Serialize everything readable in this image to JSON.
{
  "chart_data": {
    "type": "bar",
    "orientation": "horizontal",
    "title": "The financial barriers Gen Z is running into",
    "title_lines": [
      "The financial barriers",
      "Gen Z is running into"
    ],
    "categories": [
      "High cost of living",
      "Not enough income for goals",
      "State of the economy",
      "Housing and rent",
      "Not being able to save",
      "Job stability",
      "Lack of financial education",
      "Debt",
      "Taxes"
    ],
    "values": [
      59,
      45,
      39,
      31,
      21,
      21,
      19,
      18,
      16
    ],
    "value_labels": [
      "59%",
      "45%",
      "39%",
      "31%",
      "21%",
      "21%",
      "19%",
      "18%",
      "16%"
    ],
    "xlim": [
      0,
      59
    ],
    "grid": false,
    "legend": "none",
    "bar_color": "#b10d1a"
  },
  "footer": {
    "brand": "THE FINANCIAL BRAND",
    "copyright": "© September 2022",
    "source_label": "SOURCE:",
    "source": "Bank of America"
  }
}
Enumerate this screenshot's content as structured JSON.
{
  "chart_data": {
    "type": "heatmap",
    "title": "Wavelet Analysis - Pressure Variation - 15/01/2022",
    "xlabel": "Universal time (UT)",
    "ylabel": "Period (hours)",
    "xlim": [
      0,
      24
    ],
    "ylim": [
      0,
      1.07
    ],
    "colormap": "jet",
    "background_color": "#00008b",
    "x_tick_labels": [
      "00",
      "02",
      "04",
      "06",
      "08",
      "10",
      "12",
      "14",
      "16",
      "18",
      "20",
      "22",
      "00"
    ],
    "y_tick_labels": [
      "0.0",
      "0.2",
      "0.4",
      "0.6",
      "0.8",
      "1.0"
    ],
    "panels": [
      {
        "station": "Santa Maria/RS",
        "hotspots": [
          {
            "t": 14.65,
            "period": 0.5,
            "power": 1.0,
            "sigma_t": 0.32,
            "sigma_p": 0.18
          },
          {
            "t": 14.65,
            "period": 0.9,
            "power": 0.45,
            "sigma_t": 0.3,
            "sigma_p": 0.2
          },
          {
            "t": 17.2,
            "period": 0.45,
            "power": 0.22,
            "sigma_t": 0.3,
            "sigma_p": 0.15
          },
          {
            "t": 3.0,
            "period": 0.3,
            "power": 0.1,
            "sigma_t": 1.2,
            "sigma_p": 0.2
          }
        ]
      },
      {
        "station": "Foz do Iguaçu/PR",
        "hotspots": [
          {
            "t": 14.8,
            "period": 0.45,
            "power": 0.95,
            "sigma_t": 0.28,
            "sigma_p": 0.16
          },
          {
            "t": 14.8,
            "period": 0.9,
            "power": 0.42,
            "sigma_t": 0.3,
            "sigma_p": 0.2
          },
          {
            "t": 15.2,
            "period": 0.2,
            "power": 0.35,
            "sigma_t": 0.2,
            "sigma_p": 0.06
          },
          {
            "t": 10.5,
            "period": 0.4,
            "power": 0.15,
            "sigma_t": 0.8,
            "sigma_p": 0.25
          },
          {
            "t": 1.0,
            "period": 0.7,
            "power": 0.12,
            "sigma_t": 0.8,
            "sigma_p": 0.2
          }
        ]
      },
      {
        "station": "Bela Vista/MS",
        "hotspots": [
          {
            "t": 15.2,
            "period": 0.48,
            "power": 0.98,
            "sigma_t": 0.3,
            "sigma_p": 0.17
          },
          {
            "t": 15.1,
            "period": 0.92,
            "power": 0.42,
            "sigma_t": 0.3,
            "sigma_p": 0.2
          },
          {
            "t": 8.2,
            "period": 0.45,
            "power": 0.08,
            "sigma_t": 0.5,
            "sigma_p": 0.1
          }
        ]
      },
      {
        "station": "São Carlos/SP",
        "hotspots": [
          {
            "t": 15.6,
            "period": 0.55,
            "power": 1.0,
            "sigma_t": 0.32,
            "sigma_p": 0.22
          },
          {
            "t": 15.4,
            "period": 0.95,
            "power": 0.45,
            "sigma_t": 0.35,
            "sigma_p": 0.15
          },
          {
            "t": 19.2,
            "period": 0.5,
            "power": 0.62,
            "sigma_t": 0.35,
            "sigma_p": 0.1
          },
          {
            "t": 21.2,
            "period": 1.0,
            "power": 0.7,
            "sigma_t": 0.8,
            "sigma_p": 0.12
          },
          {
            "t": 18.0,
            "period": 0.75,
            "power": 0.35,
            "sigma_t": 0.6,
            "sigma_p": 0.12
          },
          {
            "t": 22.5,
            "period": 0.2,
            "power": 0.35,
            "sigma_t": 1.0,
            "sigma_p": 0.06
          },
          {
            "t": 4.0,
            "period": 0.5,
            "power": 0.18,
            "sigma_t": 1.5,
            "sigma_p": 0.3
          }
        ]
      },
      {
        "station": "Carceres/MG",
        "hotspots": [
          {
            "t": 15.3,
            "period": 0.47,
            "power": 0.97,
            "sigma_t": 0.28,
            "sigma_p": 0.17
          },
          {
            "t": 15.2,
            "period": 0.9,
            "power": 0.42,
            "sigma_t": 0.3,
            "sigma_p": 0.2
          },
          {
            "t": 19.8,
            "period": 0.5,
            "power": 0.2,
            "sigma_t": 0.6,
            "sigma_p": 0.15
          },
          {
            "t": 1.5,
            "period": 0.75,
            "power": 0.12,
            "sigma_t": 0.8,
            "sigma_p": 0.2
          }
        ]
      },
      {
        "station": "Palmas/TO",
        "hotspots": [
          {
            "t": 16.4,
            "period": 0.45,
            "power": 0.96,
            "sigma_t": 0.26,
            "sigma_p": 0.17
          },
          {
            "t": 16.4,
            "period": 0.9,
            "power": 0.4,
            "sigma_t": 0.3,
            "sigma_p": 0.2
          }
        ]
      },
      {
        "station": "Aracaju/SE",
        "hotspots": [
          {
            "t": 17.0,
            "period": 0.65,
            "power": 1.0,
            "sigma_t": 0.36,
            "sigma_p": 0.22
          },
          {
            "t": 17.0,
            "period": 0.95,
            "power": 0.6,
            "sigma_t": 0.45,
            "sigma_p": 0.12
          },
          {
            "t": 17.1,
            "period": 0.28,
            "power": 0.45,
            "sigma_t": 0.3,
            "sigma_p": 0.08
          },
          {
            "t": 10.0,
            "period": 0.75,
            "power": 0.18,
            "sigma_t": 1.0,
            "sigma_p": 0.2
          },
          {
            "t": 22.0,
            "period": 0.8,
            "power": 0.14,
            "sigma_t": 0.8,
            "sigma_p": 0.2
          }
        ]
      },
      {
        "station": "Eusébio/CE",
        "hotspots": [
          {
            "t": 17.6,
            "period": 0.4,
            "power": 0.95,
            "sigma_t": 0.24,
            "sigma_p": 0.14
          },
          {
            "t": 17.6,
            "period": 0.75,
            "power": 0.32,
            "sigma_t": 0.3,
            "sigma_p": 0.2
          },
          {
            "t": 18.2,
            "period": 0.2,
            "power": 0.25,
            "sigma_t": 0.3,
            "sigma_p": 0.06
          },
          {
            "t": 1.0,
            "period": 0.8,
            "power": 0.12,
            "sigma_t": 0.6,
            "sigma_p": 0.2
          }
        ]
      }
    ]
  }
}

....

**EXERCISE DESCRIPTION**
Return all the lines that contain the string "this".

**WRITTEN ANSWER**
Serialize everything readable in this image to JSON.
Enumerate this screenshot's content as structured JSON.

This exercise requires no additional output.